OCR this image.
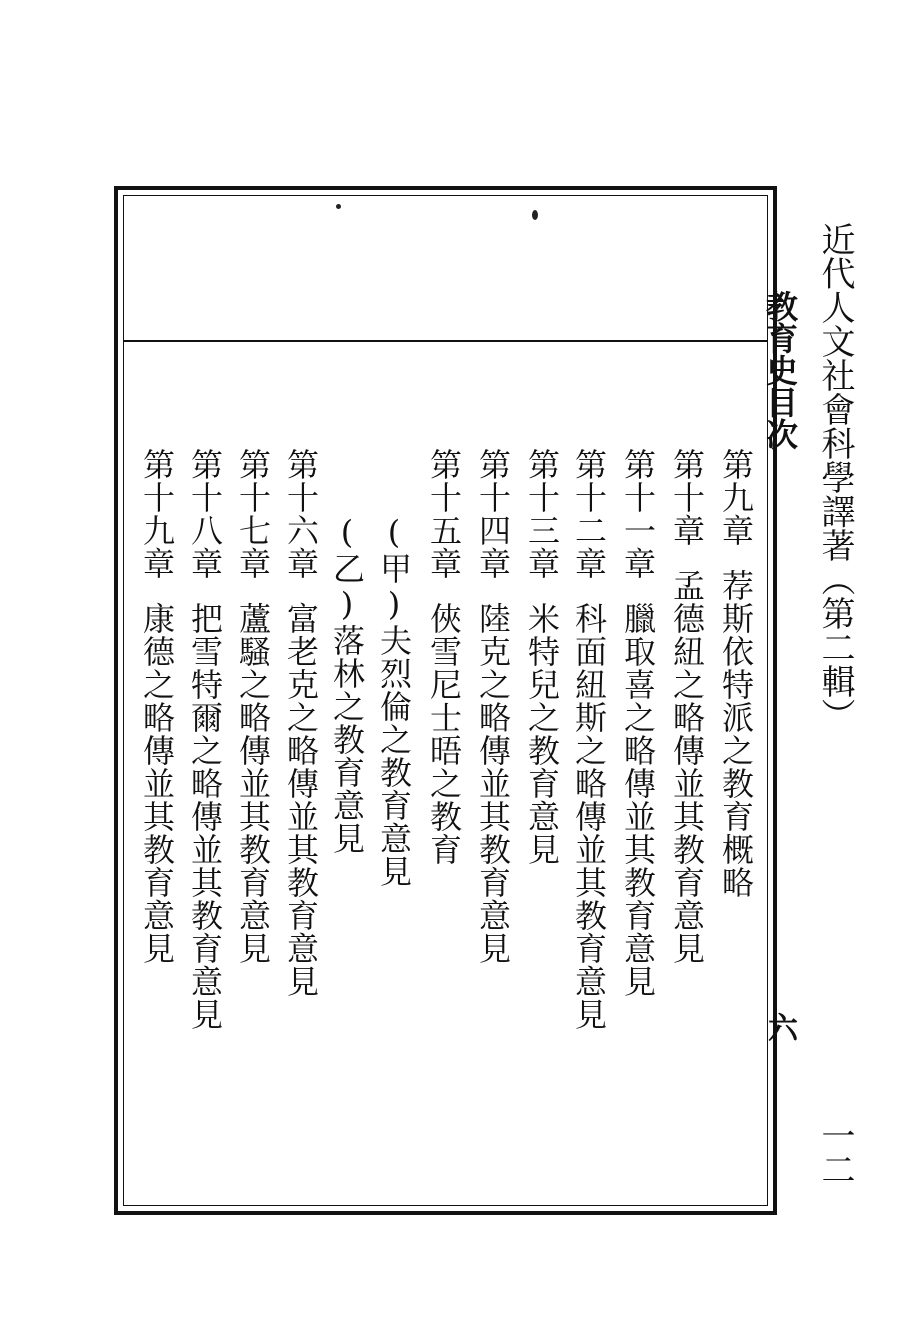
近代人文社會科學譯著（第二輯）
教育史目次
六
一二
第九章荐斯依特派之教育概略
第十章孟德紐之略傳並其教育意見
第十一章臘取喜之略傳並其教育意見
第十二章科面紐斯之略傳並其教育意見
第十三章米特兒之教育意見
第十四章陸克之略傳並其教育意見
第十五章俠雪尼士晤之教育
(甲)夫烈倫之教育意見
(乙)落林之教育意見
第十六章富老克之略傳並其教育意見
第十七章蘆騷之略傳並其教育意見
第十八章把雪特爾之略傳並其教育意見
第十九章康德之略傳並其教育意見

---

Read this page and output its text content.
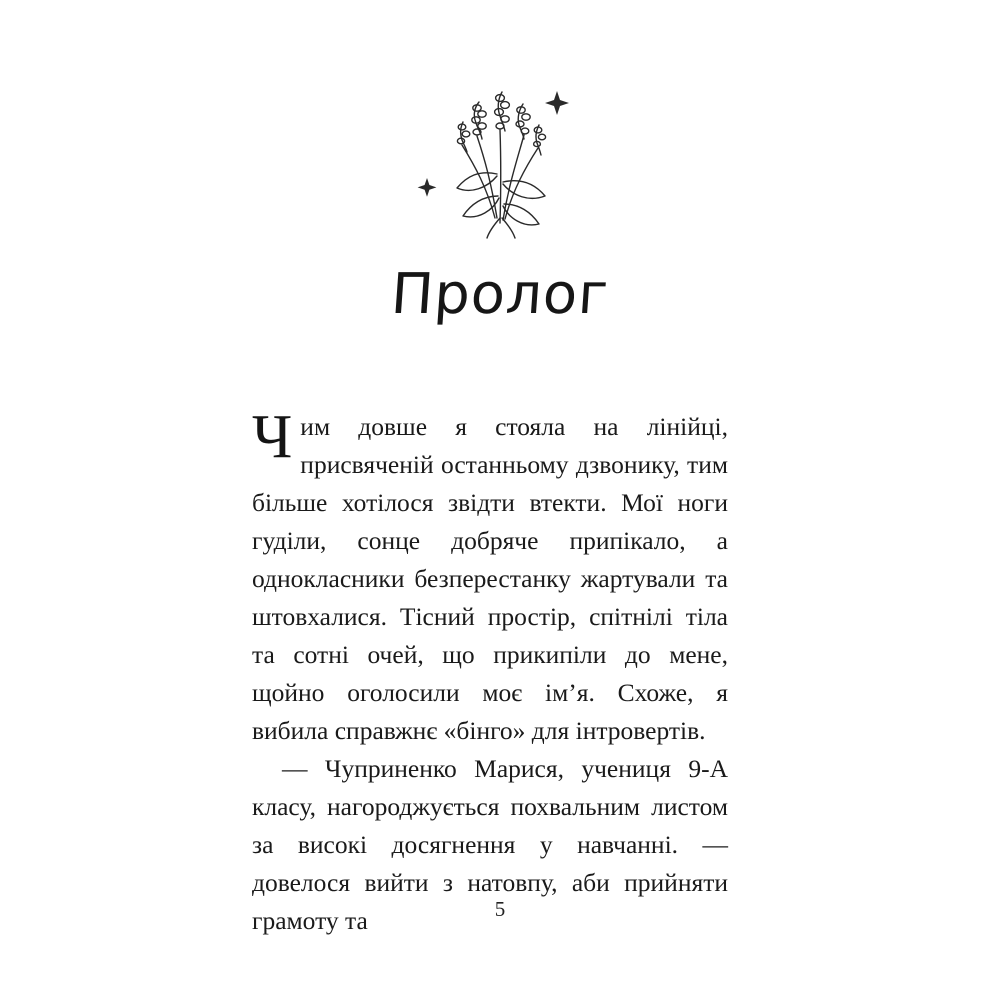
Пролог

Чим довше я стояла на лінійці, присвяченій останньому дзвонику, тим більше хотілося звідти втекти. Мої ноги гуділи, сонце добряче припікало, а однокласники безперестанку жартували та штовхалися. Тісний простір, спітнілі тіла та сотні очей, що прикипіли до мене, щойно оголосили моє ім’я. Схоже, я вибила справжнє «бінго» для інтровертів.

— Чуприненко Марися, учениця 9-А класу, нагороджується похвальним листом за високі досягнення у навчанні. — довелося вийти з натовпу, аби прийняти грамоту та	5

• [Task] Copy out every line holding the string "this".

• [Written answer]
OCR this image.
Read this page and output its text content.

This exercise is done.